::: Records to use :::
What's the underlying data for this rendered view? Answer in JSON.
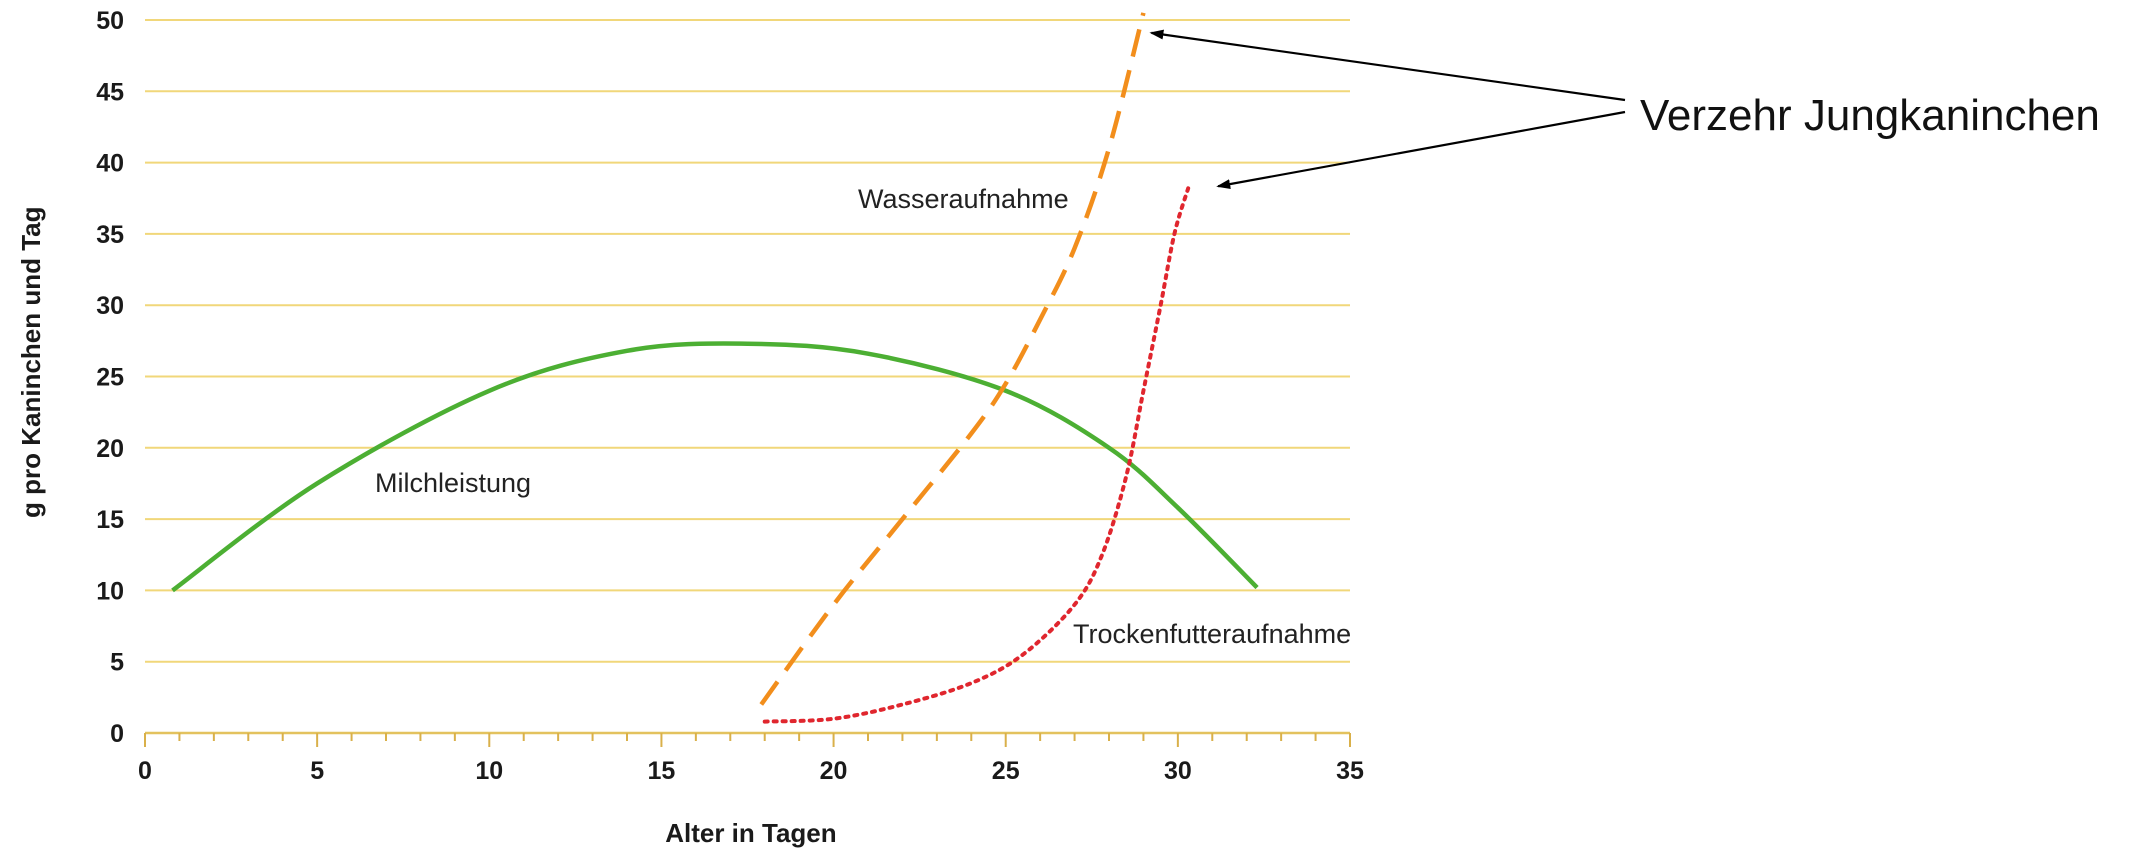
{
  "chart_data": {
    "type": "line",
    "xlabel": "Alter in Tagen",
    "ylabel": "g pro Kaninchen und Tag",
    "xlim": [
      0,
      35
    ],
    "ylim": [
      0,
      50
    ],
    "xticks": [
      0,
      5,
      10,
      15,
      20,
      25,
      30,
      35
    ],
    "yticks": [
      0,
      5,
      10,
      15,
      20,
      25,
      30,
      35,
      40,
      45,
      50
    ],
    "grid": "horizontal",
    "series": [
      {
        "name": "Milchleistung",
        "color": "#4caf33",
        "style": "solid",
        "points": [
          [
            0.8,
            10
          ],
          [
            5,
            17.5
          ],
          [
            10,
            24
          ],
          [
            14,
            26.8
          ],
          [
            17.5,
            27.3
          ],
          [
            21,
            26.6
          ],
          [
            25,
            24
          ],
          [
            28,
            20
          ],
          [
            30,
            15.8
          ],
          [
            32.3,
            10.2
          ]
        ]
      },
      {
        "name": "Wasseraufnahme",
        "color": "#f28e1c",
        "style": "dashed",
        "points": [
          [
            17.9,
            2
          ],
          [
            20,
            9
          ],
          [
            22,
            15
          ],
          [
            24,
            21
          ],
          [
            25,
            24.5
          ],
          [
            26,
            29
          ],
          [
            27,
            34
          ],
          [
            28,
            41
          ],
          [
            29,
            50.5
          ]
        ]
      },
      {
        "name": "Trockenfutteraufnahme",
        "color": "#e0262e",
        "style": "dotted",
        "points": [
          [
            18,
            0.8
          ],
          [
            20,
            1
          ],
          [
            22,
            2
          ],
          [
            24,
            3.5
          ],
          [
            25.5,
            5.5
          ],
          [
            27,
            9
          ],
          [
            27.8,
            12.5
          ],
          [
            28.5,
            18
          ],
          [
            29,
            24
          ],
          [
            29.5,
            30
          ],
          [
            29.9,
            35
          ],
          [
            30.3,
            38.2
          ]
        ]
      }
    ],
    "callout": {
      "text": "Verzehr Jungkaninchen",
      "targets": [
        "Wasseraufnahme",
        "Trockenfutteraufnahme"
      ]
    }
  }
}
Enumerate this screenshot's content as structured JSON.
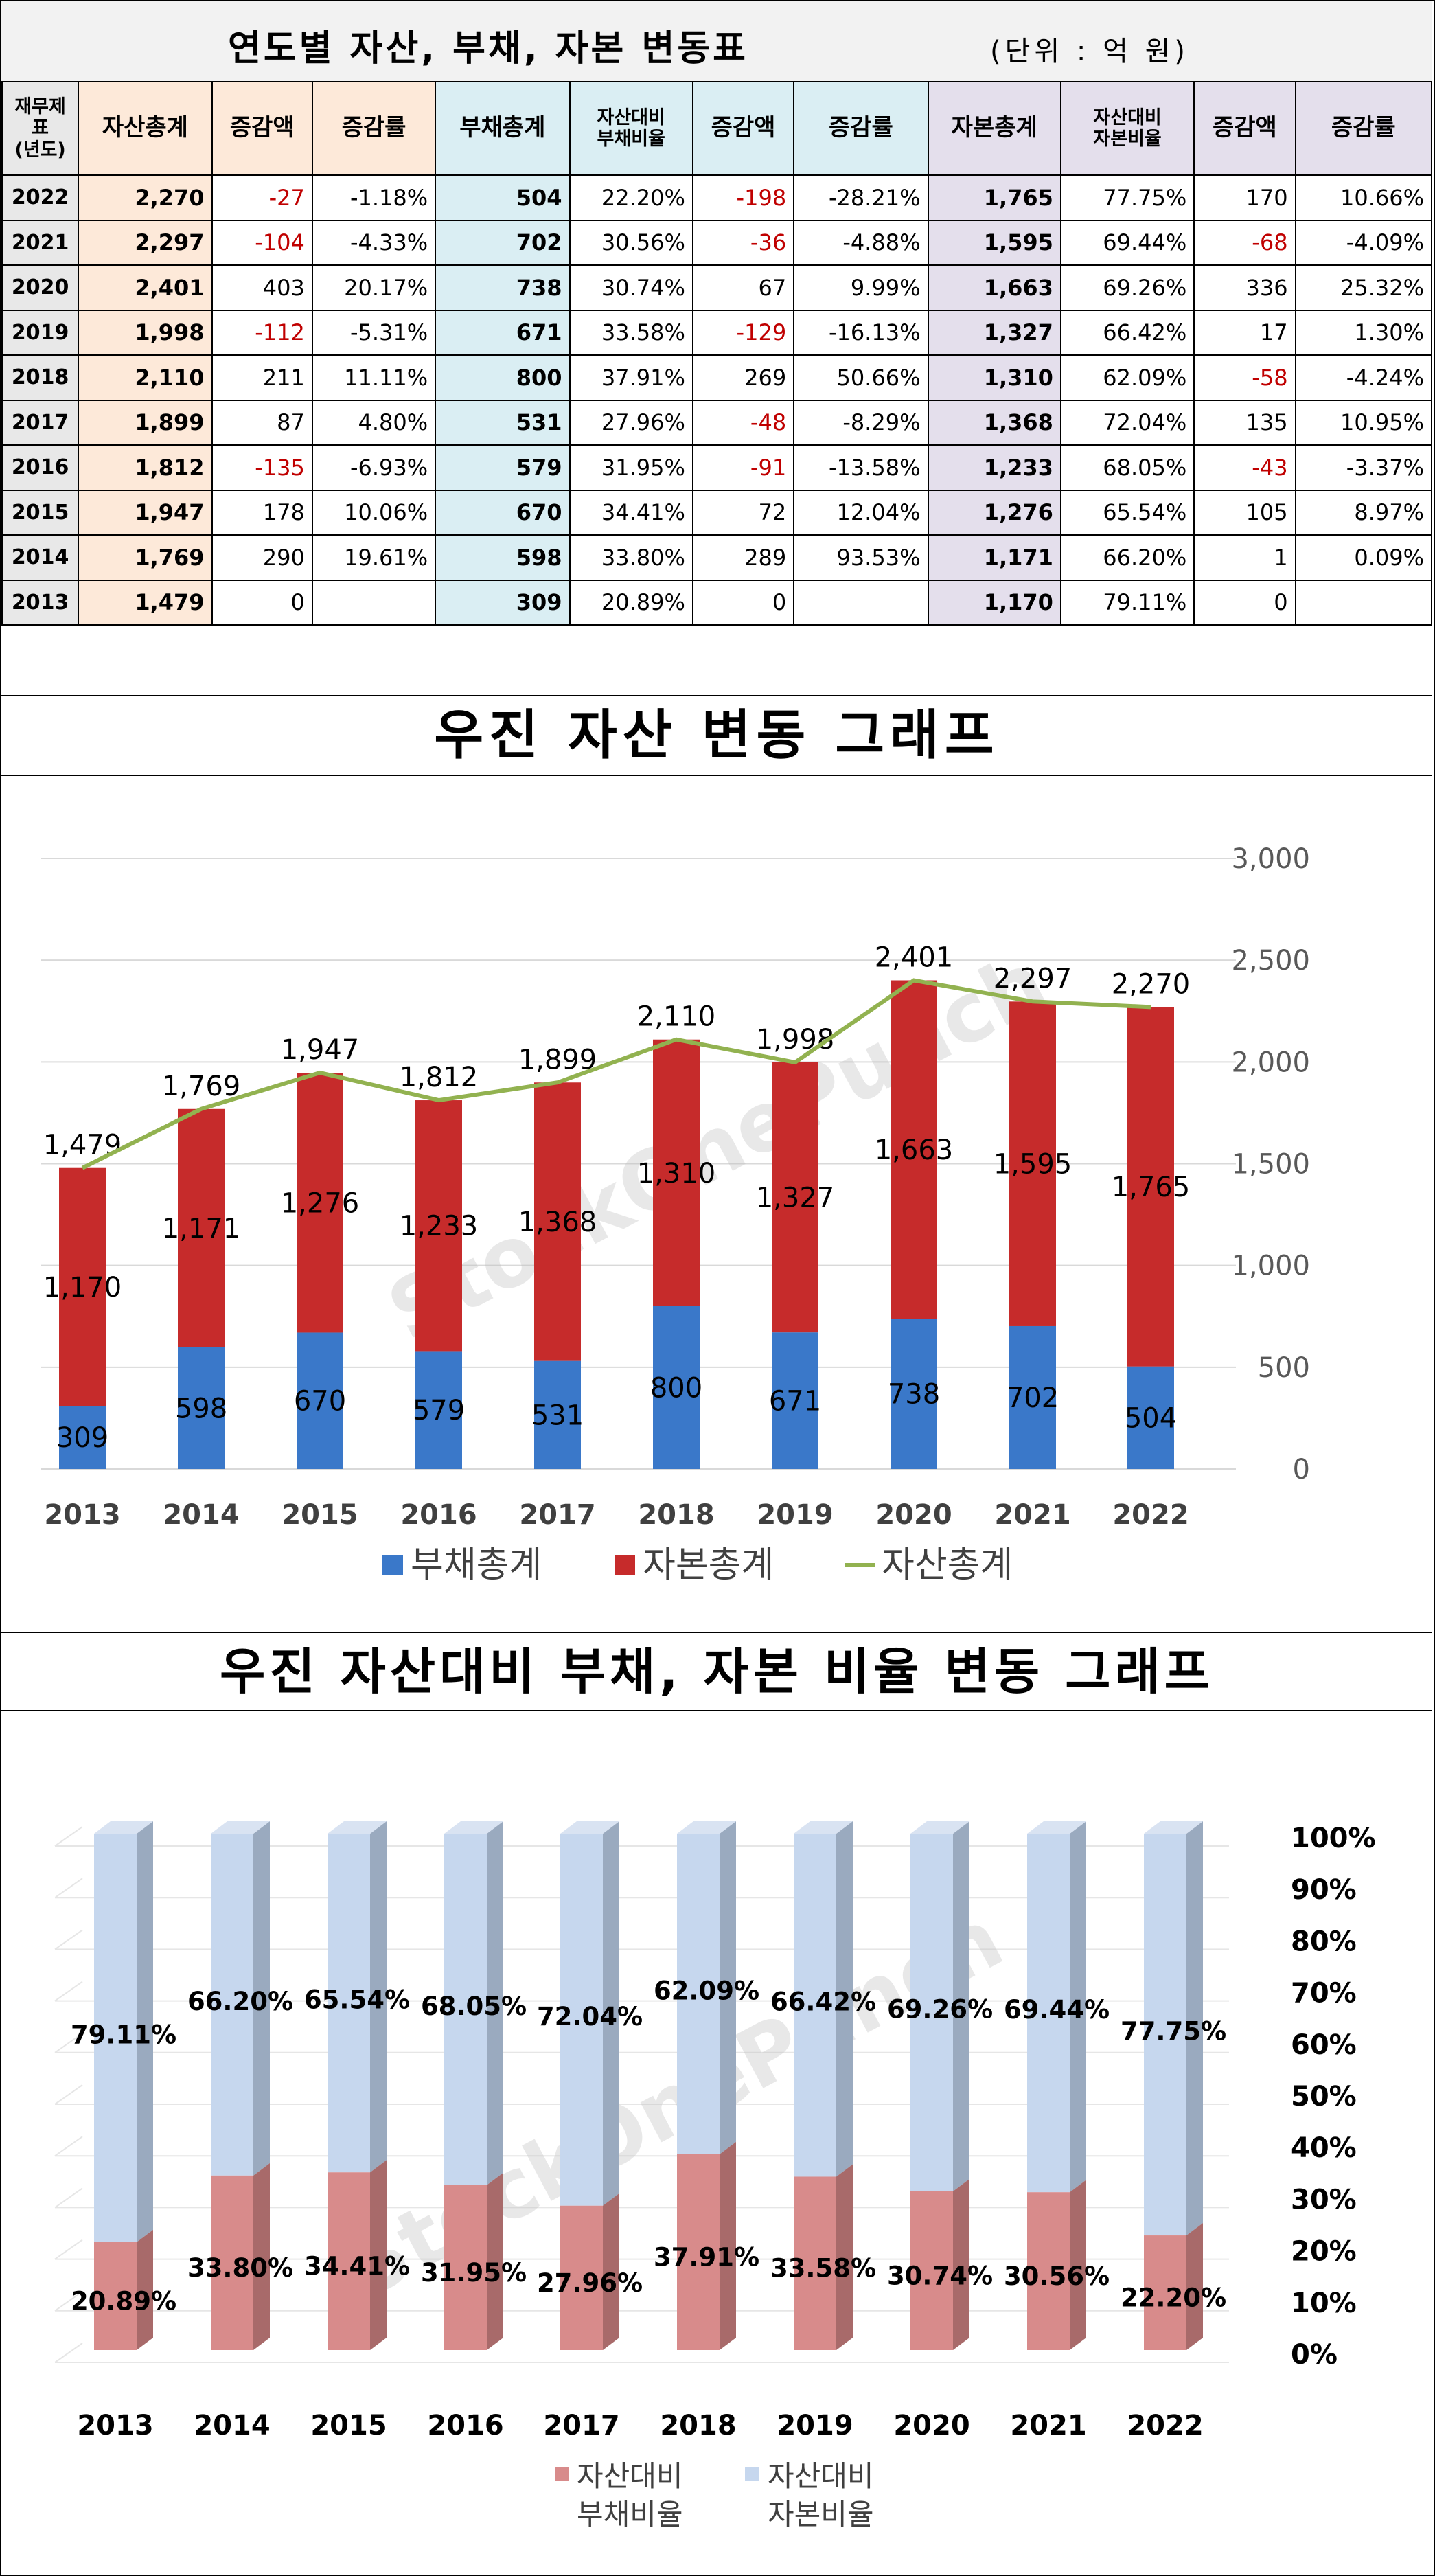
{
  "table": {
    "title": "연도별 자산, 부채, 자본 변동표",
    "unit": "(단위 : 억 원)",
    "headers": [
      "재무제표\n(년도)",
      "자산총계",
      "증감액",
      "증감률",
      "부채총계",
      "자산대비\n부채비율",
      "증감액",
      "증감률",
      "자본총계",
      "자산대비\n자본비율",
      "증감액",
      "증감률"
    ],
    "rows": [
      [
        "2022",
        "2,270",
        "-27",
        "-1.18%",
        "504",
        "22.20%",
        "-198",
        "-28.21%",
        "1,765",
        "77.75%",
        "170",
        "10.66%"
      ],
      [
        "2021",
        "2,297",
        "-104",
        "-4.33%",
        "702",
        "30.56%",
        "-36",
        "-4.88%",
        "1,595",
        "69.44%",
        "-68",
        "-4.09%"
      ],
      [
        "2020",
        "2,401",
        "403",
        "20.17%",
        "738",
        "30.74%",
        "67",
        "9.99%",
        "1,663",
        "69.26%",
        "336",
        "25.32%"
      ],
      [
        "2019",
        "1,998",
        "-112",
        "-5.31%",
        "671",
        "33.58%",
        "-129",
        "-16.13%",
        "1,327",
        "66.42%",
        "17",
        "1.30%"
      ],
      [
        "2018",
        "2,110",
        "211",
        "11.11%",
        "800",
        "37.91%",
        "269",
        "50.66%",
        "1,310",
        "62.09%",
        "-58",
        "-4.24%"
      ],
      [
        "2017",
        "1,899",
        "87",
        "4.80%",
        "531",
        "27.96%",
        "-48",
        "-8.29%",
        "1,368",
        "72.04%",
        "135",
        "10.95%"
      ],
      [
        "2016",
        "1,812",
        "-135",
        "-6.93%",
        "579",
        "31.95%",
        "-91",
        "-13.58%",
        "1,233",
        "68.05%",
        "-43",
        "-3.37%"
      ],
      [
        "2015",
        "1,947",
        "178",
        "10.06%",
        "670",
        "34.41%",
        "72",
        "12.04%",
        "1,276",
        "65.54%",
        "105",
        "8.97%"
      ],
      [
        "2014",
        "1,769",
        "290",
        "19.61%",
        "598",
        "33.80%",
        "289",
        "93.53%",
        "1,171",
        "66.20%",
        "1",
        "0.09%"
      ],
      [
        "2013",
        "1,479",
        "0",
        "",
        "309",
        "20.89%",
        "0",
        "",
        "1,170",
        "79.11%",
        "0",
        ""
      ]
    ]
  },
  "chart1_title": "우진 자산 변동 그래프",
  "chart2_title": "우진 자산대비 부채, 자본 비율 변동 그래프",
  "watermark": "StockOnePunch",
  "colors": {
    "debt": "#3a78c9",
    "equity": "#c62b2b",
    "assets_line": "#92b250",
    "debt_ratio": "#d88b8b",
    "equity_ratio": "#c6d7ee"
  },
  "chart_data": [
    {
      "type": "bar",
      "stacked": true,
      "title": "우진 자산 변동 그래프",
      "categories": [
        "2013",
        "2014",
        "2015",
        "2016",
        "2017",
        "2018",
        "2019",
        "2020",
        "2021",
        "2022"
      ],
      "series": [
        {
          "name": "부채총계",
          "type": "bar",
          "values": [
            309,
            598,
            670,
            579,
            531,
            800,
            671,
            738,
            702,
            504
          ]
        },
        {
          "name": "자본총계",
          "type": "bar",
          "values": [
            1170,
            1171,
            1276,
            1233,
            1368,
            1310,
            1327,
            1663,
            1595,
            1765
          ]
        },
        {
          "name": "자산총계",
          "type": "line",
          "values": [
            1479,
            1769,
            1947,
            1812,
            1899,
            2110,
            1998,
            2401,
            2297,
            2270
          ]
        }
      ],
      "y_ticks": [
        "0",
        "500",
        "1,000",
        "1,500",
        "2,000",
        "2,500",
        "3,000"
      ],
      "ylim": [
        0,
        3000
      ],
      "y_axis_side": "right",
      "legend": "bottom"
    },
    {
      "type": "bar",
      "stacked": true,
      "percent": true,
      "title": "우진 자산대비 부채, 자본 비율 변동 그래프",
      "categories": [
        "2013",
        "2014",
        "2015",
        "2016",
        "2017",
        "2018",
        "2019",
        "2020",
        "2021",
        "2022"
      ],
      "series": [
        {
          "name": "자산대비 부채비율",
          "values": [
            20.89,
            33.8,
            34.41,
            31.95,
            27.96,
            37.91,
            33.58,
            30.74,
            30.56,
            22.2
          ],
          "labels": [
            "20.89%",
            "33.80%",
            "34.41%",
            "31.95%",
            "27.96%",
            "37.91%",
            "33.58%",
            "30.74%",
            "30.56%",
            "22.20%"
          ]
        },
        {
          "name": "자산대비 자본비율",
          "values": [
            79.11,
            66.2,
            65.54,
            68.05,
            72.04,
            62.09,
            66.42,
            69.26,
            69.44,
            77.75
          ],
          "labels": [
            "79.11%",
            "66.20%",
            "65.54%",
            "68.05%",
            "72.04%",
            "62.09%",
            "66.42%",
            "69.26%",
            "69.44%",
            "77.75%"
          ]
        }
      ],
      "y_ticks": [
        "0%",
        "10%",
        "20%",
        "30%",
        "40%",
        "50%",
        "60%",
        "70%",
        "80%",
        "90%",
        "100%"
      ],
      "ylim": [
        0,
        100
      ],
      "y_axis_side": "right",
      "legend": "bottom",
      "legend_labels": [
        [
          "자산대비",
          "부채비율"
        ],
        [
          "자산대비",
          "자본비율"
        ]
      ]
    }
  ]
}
:::
Task prompt: Look through the data and gather every line with the string "name" in it.

Exercise output:
        "name": "Milchleistung",
        "name": "Wasseraufnahme",
        "name": "Trockenfutteraufnahme",
          "name": "부채총계",
          "name": "자본총계",
          "name": "자산총계",
          "name": "자산대비 부채비율",
          "name": "자산대비 자본비율",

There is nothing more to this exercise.